# [Written instruction]
From the listing below, pull out the lines that hold "образуется".

-- start Extracted information --

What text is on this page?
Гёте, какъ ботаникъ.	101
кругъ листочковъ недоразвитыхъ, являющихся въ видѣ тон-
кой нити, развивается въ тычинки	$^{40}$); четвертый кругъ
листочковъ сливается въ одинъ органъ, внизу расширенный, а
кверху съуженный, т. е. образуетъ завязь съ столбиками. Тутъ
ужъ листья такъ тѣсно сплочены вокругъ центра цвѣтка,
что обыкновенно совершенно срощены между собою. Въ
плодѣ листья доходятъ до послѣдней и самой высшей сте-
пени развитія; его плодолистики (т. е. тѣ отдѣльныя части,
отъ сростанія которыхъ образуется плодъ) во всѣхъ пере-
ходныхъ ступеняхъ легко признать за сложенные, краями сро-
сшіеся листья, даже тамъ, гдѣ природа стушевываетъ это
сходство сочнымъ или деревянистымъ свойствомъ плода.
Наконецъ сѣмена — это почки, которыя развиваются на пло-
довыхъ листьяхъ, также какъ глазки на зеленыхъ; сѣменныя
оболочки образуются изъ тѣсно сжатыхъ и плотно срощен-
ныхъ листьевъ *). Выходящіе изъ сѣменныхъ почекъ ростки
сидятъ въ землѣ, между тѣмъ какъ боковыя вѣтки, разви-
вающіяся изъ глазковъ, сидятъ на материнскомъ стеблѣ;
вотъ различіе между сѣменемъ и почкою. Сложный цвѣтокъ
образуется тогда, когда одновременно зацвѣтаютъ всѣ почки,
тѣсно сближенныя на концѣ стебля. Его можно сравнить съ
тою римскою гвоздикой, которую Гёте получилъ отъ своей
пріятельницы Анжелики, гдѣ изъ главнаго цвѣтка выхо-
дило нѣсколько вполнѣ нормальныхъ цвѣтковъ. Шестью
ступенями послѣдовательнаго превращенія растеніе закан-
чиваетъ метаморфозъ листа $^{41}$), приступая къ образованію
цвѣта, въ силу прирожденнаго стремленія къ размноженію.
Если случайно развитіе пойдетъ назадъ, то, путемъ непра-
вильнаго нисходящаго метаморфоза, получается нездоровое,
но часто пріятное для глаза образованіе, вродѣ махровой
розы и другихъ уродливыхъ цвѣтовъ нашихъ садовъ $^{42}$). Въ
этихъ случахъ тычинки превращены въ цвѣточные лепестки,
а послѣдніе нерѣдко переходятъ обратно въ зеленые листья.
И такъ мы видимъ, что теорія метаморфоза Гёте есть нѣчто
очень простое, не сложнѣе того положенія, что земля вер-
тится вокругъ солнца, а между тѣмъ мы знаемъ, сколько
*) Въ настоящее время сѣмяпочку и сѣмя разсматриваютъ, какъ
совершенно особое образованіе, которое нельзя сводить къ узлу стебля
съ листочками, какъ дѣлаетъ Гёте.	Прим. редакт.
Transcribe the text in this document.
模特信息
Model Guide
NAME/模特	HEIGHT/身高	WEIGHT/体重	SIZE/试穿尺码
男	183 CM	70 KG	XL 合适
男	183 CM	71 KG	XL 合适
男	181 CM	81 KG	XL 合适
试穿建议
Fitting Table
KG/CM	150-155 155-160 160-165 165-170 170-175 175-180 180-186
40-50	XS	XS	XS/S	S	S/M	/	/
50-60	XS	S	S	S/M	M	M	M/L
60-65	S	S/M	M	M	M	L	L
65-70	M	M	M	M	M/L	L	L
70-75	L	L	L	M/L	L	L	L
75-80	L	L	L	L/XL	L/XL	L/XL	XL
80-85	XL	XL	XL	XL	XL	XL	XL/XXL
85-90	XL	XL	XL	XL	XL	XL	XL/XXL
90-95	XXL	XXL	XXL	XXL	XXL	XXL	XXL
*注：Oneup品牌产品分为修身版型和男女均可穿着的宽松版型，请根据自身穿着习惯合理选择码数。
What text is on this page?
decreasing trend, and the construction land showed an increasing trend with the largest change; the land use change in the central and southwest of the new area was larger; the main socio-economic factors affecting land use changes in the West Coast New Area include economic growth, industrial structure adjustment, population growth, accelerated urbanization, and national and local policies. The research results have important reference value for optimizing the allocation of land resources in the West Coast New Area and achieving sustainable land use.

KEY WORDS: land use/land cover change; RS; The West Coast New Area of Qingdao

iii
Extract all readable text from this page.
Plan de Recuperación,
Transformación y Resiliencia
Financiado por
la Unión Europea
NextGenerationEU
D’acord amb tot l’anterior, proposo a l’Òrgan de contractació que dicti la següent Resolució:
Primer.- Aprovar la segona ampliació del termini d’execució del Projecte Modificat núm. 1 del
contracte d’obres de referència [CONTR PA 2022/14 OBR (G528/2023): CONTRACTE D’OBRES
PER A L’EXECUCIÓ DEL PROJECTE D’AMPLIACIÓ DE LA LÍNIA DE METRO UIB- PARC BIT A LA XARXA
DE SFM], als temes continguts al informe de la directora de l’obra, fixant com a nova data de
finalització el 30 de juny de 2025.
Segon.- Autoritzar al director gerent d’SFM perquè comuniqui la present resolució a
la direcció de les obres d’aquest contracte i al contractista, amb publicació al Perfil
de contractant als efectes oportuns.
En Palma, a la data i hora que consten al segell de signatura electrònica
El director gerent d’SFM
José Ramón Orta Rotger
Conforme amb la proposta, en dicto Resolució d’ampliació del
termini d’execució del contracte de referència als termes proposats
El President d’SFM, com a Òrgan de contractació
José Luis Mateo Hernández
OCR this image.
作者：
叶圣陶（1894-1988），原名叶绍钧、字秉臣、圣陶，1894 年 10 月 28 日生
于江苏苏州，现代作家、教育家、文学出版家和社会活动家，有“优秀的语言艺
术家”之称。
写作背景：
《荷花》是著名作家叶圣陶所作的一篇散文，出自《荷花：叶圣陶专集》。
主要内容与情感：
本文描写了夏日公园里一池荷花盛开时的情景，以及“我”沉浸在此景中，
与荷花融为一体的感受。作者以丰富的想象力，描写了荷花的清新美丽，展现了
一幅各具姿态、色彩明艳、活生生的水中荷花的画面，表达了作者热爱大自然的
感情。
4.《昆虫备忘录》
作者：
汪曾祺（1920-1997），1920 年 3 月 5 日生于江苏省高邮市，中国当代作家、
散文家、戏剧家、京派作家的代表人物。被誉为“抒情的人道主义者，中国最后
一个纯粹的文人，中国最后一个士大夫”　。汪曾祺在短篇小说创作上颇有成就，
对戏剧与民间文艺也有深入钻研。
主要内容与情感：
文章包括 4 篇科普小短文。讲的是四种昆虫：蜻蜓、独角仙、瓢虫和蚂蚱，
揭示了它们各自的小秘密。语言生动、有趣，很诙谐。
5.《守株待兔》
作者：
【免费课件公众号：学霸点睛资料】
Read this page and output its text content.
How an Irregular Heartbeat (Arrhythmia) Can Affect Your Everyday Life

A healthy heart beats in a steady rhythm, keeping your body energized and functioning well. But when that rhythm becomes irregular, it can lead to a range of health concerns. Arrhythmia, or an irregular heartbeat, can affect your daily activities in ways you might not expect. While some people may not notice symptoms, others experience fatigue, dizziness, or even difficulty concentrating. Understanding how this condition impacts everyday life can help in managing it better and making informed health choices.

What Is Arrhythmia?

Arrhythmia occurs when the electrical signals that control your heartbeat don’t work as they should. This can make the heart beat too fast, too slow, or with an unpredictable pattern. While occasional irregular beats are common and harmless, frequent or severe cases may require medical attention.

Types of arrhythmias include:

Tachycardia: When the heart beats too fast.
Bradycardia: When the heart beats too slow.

-- end Extracted information --

# [The result]
отъ сростанія которыхъ образуется плодъ) во всѣхъ пере-
образуется тогда, когда одновременно зацвѣтаютъ всѣ почки,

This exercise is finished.